>> Begin
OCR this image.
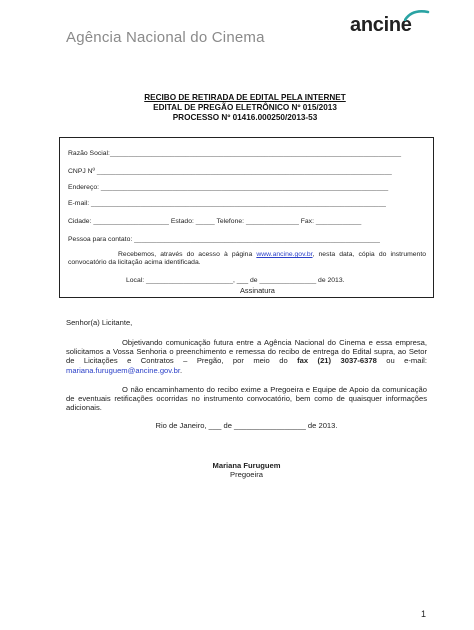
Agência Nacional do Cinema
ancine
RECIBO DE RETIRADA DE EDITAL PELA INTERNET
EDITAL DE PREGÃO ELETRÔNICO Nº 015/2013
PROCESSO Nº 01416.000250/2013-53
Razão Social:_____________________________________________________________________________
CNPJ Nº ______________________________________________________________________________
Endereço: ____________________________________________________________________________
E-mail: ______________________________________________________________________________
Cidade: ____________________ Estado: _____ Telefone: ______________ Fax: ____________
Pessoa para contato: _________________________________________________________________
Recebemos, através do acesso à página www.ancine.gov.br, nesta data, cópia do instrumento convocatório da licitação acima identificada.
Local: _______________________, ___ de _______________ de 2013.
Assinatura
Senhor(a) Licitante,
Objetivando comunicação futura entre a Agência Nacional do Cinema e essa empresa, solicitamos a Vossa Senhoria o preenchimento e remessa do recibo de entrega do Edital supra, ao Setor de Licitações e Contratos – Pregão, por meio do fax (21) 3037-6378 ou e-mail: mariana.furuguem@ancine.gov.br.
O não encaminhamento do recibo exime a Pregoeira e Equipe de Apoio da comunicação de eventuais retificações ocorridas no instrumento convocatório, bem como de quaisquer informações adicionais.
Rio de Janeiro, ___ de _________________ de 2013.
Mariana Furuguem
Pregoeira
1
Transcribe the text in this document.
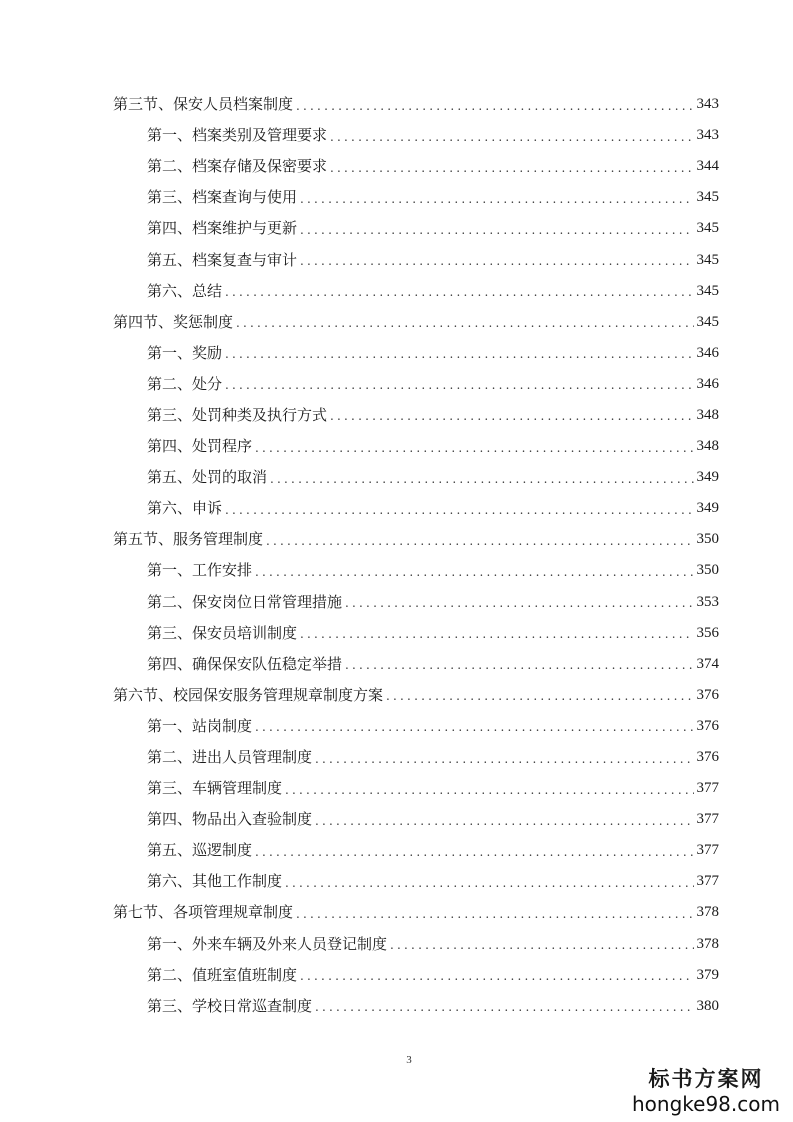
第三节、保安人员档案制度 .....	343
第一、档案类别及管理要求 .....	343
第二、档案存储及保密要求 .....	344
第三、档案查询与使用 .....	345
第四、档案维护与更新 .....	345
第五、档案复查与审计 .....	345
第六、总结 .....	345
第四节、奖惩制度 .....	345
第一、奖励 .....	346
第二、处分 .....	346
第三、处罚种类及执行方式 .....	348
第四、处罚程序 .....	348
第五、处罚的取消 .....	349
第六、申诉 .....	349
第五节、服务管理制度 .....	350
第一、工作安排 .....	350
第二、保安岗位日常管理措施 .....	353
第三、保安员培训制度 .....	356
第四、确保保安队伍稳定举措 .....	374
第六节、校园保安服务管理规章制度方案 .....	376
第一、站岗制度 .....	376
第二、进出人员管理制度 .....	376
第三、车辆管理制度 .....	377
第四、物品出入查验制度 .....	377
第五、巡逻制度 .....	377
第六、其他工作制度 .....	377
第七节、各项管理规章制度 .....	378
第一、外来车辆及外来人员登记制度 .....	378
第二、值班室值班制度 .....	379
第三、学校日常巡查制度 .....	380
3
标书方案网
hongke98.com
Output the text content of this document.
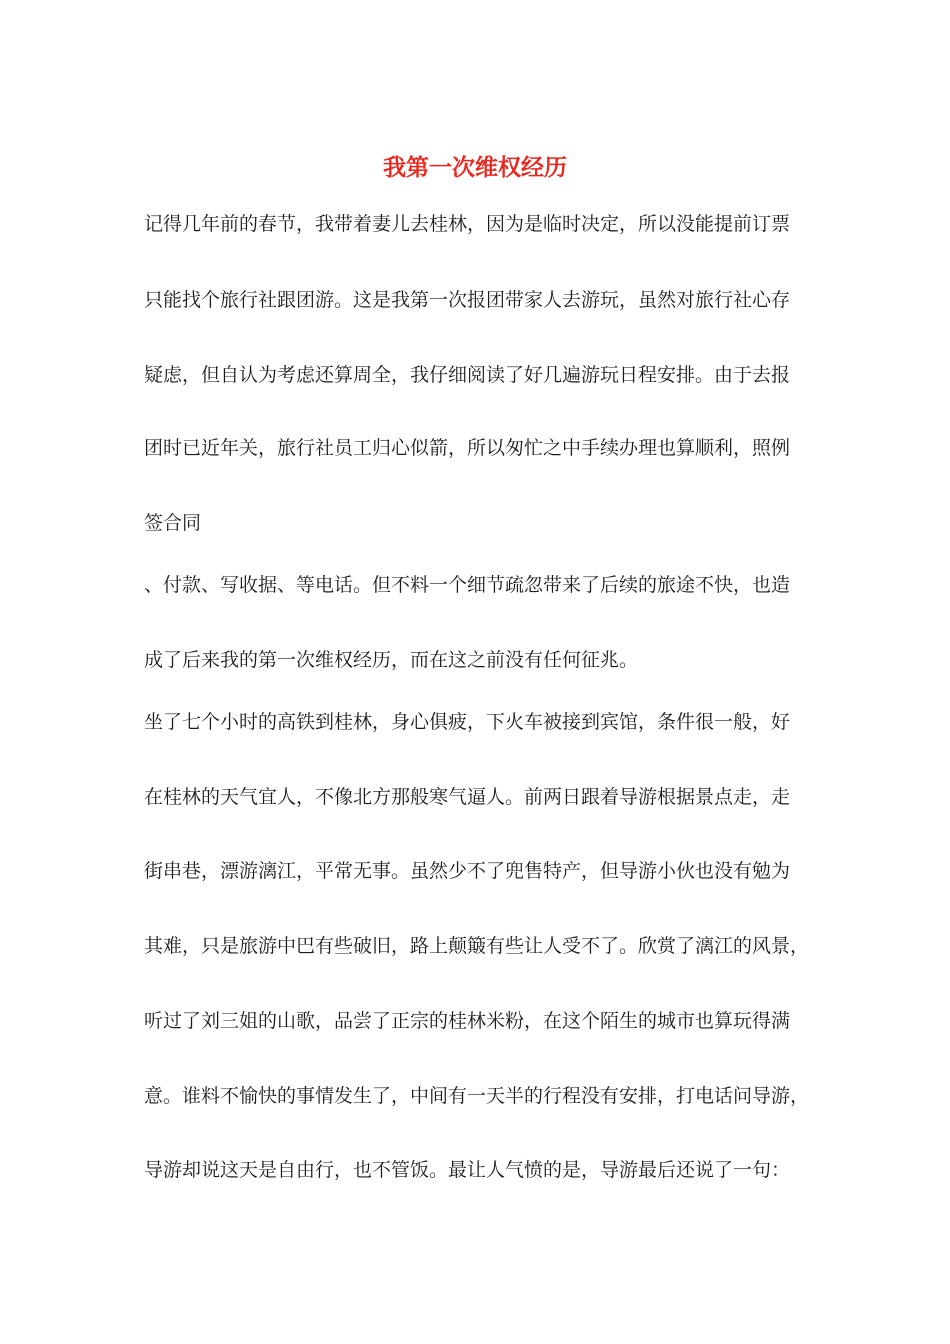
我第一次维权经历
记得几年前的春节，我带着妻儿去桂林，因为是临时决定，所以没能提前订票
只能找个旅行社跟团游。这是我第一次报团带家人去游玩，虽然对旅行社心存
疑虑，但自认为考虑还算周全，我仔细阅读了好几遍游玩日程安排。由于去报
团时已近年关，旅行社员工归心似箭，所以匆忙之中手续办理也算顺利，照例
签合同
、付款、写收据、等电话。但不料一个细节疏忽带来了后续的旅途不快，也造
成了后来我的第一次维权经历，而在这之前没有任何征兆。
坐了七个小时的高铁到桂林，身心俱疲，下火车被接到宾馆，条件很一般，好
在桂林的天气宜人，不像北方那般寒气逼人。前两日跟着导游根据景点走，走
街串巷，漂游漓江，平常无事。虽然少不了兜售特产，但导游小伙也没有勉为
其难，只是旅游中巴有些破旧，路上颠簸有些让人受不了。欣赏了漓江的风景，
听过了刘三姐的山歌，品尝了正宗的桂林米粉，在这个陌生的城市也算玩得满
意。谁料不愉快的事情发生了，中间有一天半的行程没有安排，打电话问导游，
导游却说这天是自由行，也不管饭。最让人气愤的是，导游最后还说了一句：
>> End
>> Begin
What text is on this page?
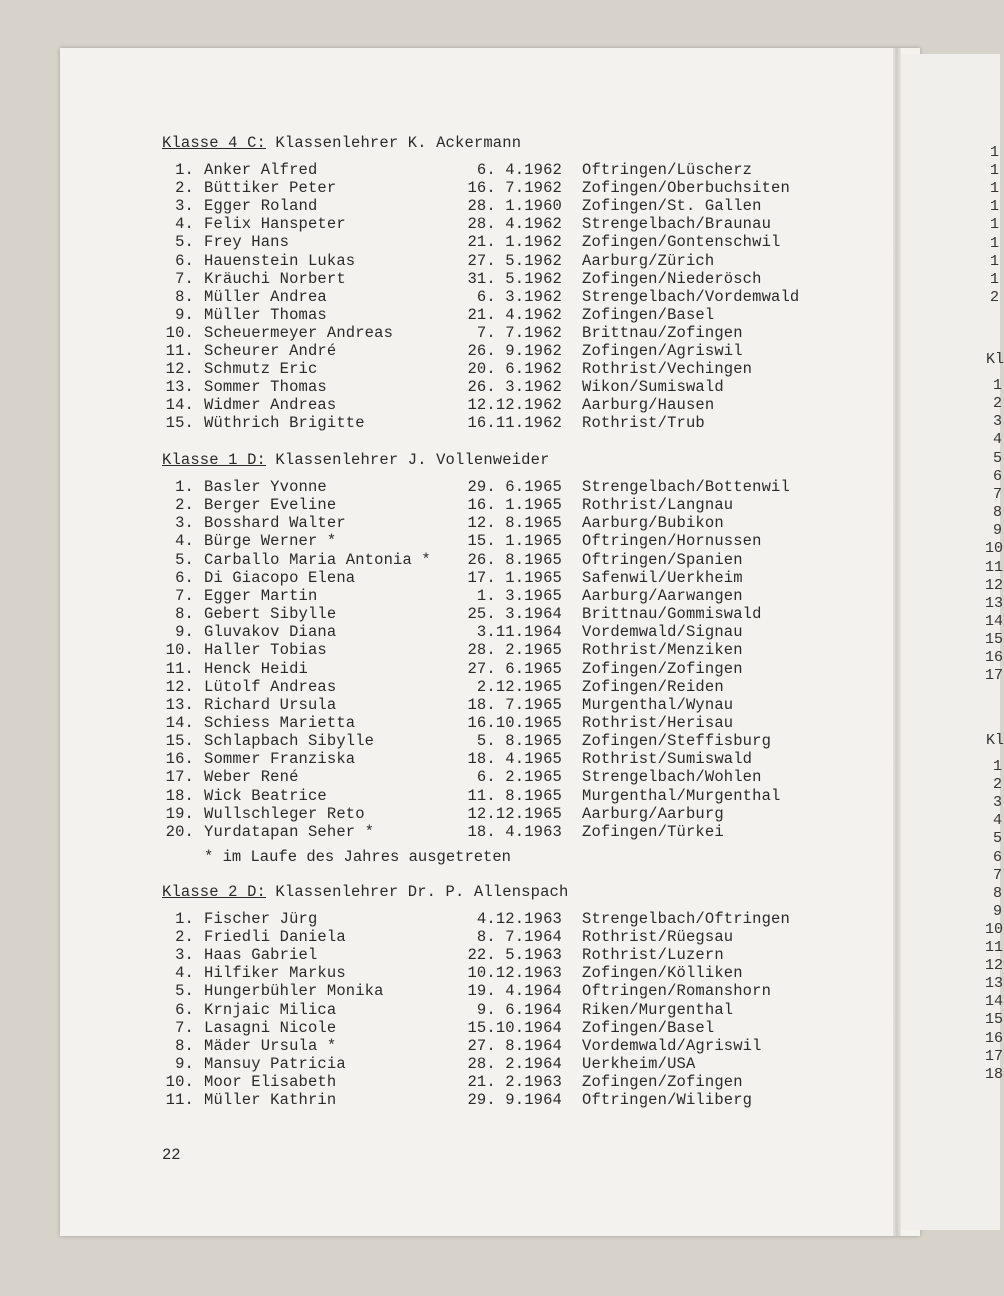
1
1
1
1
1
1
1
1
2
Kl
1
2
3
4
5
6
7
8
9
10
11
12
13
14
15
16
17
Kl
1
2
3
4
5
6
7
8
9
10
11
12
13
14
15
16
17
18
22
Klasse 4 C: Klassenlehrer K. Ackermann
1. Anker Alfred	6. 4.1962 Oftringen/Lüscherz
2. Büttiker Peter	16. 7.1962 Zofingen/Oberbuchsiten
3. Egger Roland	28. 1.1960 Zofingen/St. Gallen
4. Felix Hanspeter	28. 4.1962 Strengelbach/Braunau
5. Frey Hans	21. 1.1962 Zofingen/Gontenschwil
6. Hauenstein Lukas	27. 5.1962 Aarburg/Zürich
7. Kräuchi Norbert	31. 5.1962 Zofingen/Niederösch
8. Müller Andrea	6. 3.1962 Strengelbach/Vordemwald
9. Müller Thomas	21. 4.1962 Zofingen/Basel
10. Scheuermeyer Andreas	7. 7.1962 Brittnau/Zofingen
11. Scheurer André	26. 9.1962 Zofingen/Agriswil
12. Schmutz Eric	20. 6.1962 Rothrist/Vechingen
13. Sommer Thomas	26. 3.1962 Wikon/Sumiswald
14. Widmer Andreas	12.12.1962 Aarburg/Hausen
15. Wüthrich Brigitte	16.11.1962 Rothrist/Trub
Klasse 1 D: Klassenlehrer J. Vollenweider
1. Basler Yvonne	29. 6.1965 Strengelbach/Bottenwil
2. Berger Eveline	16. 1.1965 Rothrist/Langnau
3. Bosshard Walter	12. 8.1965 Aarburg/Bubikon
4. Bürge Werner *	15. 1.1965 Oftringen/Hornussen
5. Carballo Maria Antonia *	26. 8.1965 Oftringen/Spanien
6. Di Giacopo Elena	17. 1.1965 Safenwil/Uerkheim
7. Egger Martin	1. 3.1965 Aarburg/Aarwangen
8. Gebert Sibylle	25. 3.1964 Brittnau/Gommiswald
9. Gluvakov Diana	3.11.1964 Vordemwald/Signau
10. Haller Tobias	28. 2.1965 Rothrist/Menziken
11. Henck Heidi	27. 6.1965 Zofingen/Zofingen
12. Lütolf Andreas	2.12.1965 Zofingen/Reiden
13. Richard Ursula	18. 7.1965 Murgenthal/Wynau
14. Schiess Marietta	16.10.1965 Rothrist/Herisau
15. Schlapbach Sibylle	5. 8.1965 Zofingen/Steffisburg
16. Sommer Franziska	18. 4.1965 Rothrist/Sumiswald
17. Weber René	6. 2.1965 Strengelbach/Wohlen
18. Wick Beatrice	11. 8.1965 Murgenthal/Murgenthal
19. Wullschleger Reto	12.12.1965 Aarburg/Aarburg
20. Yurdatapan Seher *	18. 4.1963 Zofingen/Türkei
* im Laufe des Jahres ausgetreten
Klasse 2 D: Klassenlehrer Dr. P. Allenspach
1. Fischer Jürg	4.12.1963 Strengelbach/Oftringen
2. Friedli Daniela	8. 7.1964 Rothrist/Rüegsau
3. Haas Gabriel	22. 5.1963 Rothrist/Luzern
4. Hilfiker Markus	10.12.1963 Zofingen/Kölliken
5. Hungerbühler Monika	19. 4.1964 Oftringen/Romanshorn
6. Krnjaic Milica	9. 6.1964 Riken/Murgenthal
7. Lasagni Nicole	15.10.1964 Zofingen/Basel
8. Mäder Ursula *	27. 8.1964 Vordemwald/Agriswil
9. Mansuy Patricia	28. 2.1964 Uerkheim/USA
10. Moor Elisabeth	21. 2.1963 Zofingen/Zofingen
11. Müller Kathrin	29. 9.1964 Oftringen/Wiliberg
>> End
Short exercise: Locate all lines holding the word "Vordemwald", then copy them out.

Problem solution:
8. Müller Andrea	6. 3.1962 Strengelbach/Vordemwald
9. Gluvakov Diana	3.11.1964 Vordemwald/Signau
8. Mäder Ursula *	27. 8.1964 Vordemwald/Agriswil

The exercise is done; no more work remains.